— start —

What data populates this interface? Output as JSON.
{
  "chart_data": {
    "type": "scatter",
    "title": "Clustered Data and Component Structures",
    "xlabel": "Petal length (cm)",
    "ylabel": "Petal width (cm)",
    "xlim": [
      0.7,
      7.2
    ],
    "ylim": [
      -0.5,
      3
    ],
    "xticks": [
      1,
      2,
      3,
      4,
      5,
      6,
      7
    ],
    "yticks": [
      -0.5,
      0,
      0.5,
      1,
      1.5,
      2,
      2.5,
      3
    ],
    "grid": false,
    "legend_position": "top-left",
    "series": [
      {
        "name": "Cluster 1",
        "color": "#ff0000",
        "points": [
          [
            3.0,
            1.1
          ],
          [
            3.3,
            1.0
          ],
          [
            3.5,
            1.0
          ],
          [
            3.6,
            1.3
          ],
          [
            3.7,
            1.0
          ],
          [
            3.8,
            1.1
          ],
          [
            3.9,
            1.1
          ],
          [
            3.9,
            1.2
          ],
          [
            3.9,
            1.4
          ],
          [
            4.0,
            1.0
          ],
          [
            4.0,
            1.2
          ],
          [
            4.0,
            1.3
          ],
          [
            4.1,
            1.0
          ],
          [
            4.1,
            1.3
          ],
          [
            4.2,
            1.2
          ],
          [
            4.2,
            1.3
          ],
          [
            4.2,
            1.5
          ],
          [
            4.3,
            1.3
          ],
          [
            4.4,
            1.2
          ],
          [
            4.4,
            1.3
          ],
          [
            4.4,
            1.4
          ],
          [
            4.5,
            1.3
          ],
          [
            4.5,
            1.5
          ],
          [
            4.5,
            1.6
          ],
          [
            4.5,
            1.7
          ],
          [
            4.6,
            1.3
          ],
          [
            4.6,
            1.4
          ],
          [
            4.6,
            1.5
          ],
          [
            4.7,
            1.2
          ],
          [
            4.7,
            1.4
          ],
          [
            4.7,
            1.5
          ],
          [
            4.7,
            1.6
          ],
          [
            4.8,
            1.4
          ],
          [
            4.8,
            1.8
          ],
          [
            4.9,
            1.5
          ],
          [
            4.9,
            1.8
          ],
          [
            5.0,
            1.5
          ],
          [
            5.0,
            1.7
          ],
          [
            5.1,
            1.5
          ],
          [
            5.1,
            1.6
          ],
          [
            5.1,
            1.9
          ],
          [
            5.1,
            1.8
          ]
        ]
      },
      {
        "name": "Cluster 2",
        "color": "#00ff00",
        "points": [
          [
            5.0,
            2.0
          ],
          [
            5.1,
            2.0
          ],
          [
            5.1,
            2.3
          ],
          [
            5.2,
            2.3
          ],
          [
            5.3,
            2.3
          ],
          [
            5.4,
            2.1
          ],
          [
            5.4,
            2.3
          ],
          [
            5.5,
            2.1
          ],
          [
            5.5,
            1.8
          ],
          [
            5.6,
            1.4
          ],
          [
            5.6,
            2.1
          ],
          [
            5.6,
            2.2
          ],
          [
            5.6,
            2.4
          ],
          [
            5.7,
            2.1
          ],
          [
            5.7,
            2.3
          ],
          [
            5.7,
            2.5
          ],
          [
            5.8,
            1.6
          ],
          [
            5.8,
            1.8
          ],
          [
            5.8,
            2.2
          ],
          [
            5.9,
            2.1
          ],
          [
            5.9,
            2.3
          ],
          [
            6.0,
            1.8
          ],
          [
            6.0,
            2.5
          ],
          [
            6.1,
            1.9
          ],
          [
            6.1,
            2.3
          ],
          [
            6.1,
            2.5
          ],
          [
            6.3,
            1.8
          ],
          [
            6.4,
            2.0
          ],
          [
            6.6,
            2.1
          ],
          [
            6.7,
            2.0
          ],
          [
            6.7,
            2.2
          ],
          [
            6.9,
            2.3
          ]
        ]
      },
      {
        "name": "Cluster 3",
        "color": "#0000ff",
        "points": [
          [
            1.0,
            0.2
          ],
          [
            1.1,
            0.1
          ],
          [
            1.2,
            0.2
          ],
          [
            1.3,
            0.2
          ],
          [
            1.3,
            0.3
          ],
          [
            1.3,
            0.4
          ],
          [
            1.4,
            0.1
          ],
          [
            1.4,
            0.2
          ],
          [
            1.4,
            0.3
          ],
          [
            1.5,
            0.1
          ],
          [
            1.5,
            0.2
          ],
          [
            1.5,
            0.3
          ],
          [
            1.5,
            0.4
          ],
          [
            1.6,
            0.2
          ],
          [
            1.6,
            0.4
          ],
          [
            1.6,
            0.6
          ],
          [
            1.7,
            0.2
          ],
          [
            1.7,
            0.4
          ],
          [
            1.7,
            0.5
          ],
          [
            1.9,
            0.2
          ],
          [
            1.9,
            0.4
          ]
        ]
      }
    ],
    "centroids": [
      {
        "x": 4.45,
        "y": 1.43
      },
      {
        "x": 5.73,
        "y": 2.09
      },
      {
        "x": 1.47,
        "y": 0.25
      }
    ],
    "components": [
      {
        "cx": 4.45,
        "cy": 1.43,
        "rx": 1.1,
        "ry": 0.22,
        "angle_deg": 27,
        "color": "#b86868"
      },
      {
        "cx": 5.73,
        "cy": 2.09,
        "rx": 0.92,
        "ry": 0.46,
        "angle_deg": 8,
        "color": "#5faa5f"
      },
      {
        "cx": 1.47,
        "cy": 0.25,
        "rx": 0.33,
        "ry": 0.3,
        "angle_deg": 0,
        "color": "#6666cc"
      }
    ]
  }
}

— end —

### Task description
Look over the listing above. Pick out and copy every line that includes "Petal".

### Exercise solution
    "xlabel": "Petal length (cm)",
    "ylabel": "Petal width (cm)",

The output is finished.